→ **Goal**:
Count the lines below that contain "circular". Give only the number.

Start of Input data

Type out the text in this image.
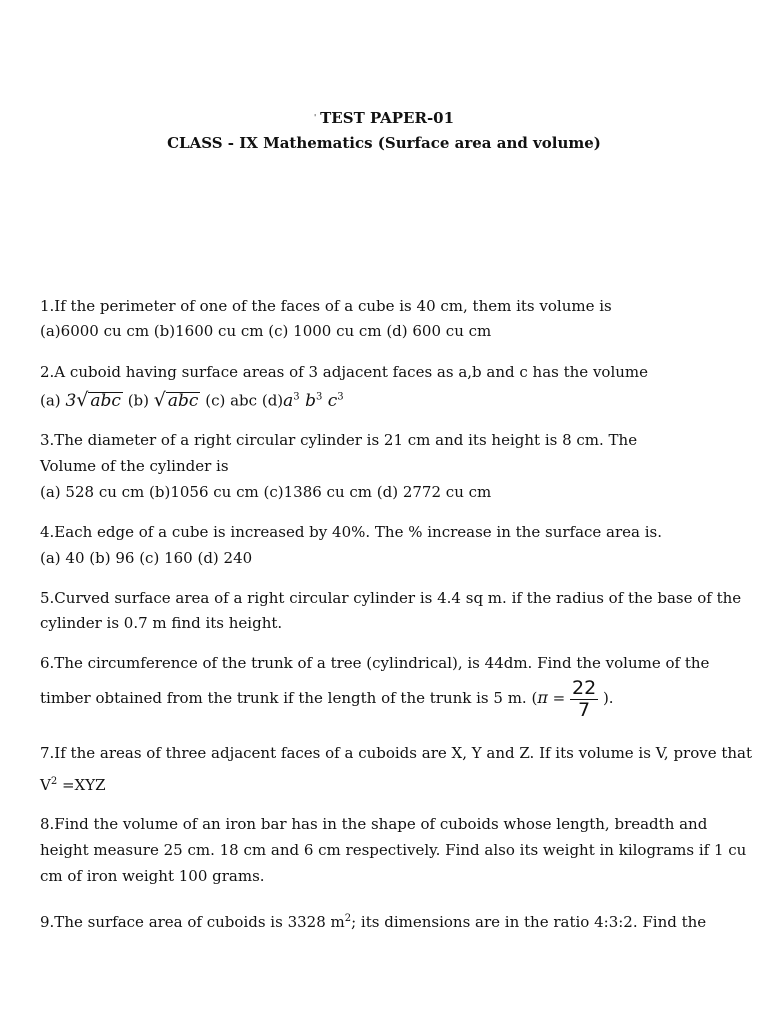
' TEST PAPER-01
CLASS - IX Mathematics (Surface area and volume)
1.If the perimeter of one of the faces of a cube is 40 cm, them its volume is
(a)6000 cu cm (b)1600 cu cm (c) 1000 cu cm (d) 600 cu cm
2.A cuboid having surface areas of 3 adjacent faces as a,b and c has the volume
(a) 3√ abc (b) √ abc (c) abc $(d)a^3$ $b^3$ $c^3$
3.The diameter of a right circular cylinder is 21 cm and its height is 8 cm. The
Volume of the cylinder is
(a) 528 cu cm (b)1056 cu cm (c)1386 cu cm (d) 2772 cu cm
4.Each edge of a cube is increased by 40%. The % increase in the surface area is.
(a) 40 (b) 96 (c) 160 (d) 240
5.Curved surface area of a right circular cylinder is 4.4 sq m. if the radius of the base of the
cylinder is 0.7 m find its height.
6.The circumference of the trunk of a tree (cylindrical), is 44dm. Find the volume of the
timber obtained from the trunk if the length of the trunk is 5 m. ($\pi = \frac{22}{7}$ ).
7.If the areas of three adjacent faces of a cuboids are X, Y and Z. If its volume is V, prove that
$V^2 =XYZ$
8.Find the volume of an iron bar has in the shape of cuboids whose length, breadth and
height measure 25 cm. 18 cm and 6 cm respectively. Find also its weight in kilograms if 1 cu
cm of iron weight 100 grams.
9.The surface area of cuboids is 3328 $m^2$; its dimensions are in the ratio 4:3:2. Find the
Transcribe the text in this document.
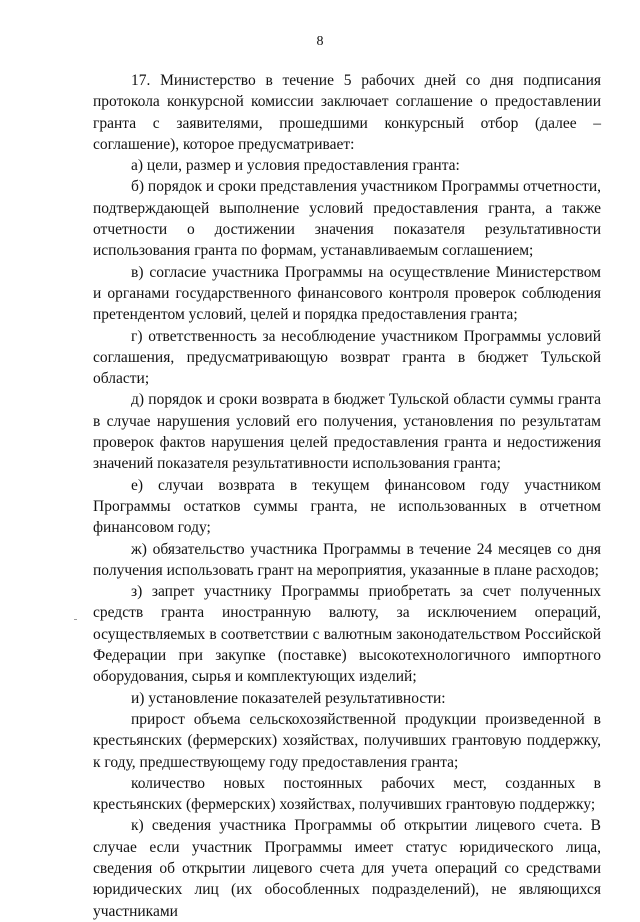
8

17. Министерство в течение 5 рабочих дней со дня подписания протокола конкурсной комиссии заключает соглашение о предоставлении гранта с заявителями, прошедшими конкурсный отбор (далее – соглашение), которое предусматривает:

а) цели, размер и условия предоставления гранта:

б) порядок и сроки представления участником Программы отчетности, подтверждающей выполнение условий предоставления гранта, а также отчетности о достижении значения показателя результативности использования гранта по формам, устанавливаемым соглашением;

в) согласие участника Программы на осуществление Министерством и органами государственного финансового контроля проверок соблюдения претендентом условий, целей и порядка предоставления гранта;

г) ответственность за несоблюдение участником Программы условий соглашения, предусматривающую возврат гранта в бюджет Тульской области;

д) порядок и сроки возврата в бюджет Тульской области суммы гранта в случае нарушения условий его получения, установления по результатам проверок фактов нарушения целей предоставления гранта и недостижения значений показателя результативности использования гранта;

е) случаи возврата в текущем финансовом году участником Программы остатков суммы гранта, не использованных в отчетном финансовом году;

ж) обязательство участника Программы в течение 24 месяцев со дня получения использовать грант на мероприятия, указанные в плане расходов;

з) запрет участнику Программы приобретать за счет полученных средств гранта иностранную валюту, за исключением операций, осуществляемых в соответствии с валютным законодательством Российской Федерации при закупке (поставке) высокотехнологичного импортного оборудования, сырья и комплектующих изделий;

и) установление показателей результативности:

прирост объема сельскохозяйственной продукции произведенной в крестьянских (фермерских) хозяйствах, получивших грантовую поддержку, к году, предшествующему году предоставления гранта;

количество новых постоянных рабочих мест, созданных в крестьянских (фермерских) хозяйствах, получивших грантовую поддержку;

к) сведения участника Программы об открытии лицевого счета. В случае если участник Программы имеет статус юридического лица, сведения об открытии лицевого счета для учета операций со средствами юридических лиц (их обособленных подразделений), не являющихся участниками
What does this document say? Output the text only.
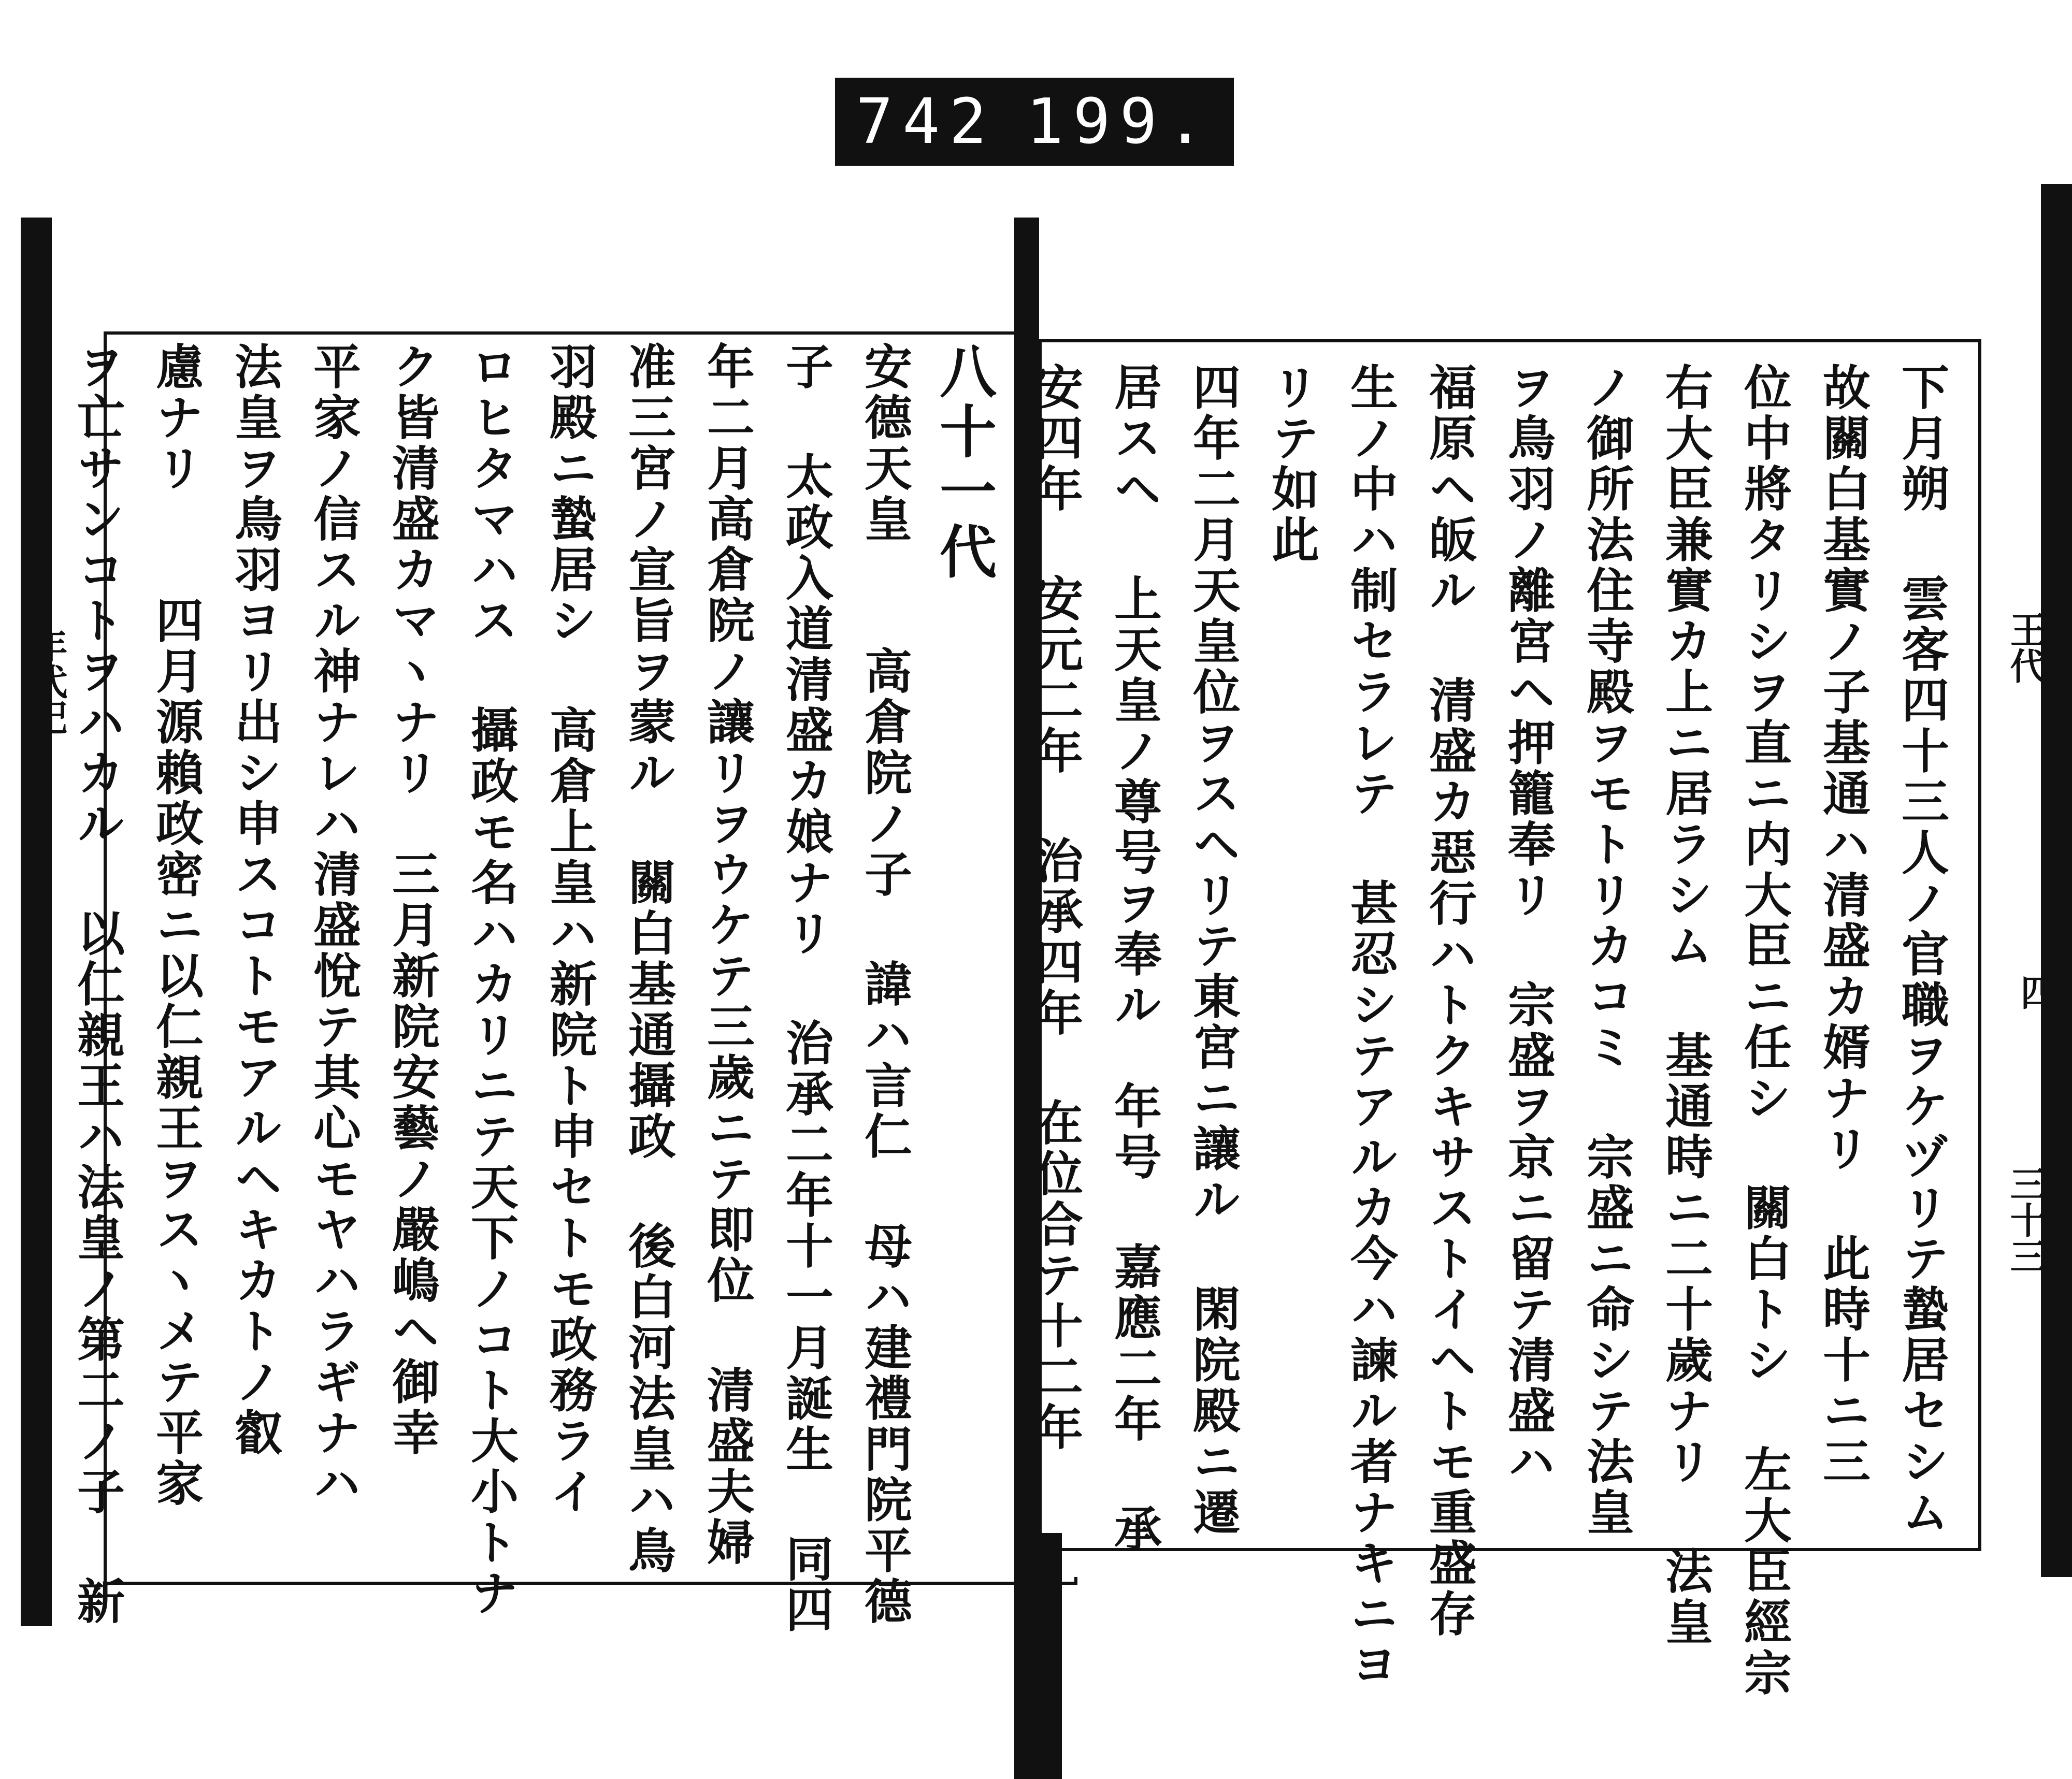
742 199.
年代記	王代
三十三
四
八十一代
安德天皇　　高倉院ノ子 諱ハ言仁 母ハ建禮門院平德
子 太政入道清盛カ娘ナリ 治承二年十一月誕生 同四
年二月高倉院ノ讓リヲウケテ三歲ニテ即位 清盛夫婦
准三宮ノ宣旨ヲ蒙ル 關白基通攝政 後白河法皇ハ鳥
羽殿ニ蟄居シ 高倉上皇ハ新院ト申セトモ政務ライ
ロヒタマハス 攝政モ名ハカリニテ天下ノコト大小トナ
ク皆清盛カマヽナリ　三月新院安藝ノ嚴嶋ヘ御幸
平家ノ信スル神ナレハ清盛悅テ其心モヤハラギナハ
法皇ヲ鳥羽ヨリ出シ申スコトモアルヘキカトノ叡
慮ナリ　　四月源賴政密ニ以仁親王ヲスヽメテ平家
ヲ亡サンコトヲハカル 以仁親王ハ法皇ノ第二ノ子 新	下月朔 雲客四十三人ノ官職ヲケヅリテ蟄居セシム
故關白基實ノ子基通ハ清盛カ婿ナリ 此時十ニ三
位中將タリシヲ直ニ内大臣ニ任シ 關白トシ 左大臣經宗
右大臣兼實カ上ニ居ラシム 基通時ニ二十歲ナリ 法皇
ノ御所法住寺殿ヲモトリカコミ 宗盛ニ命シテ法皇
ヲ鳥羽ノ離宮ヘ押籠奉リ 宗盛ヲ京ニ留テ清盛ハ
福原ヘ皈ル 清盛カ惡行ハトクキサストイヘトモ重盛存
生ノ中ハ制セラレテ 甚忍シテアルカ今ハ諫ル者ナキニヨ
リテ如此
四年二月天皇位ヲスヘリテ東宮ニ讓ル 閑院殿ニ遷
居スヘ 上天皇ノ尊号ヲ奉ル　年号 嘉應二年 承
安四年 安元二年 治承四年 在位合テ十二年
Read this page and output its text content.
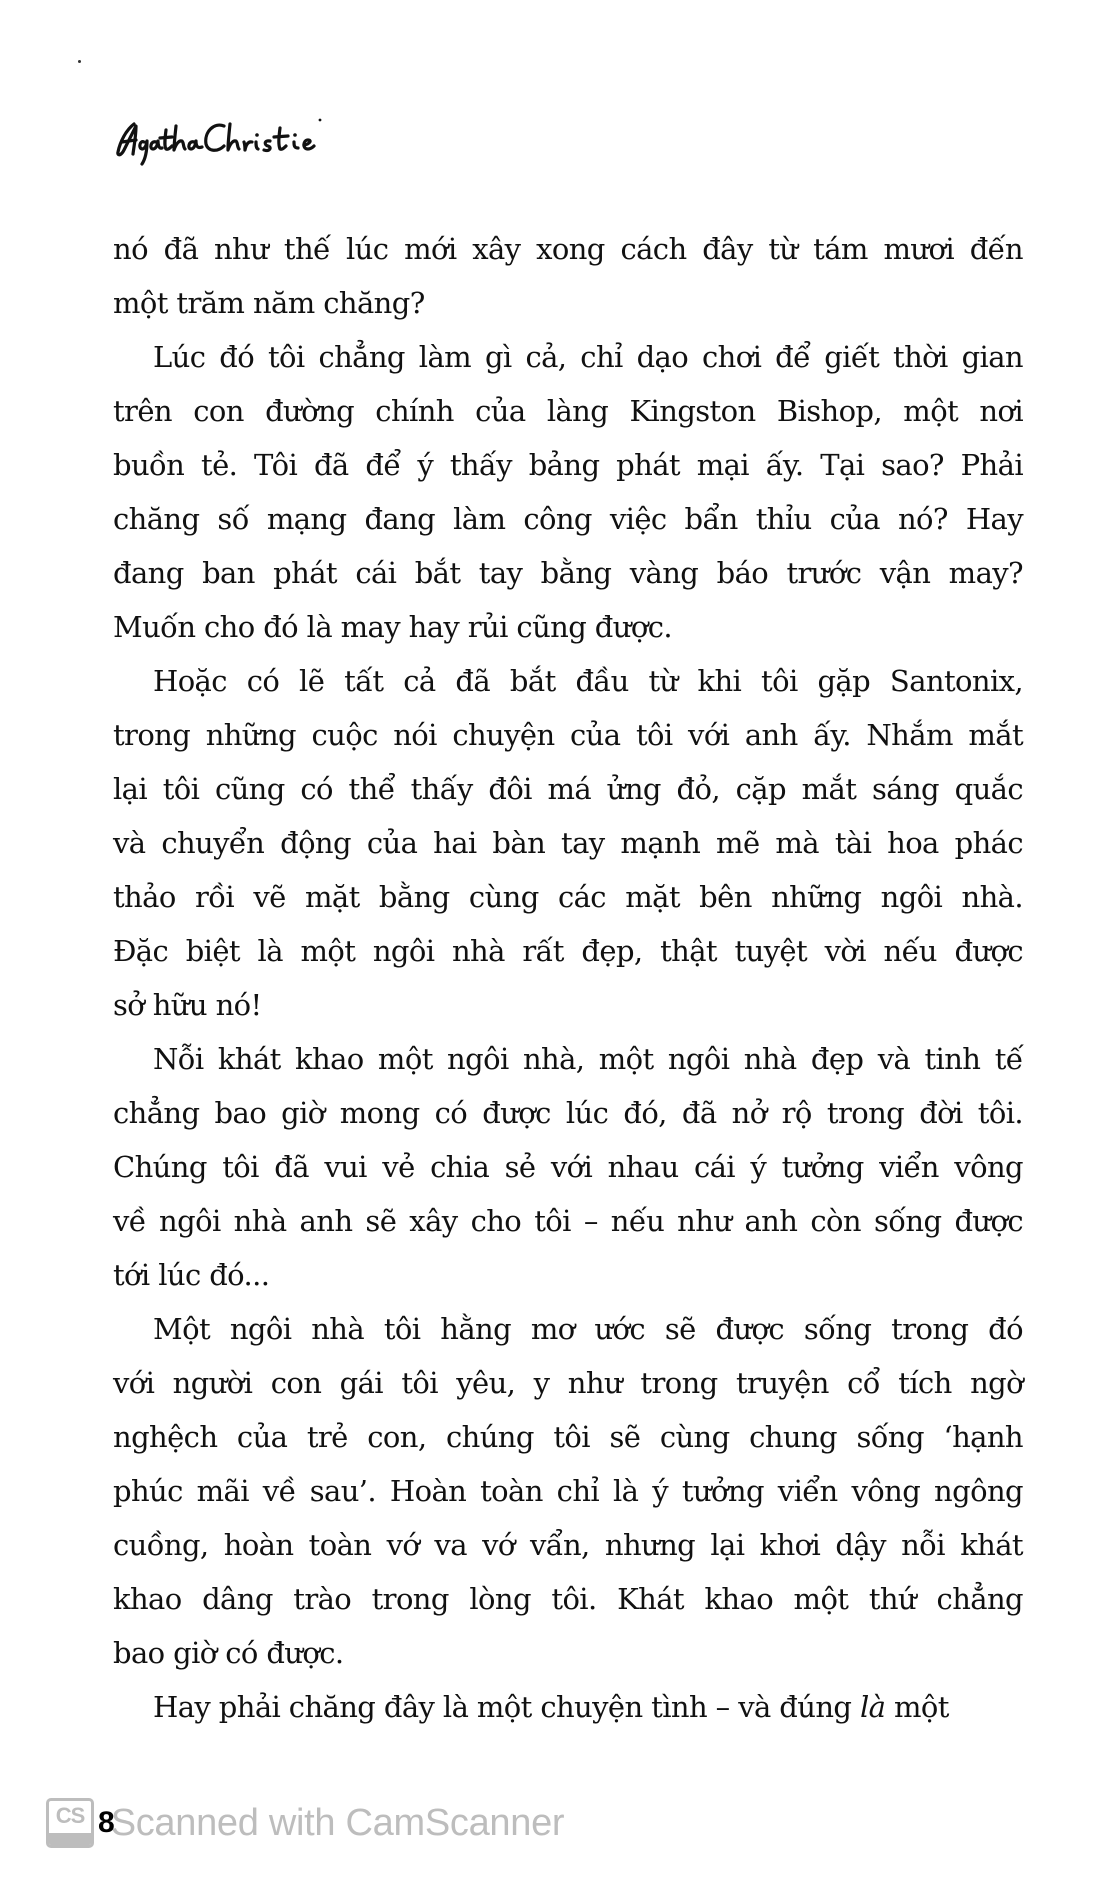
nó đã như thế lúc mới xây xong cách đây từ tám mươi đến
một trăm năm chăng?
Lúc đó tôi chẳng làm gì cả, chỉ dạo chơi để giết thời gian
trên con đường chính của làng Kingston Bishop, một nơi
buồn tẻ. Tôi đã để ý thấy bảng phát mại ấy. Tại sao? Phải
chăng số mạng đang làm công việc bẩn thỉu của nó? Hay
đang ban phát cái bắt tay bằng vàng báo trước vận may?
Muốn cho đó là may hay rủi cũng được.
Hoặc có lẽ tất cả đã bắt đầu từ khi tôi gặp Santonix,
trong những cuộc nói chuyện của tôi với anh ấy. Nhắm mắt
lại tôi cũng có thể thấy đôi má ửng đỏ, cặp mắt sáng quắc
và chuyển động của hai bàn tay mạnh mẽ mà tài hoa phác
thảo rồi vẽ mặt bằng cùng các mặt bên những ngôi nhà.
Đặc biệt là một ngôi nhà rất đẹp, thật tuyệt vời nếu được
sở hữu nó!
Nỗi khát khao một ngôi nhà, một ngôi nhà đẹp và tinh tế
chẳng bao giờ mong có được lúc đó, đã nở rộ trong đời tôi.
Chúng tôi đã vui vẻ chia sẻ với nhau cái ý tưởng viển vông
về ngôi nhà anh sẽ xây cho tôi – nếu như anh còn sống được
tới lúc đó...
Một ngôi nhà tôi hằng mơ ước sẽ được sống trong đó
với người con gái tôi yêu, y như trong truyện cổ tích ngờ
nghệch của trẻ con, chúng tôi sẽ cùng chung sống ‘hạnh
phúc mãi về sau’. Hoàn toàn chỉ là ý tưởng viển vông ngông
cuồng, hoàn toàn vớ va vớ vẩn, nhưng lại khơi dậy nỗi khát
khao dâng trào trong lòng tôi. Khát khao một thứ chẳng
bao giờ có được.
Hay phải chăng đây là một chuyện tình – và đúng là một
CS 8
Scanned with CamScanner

End of Input data

→ **Correct response**:
2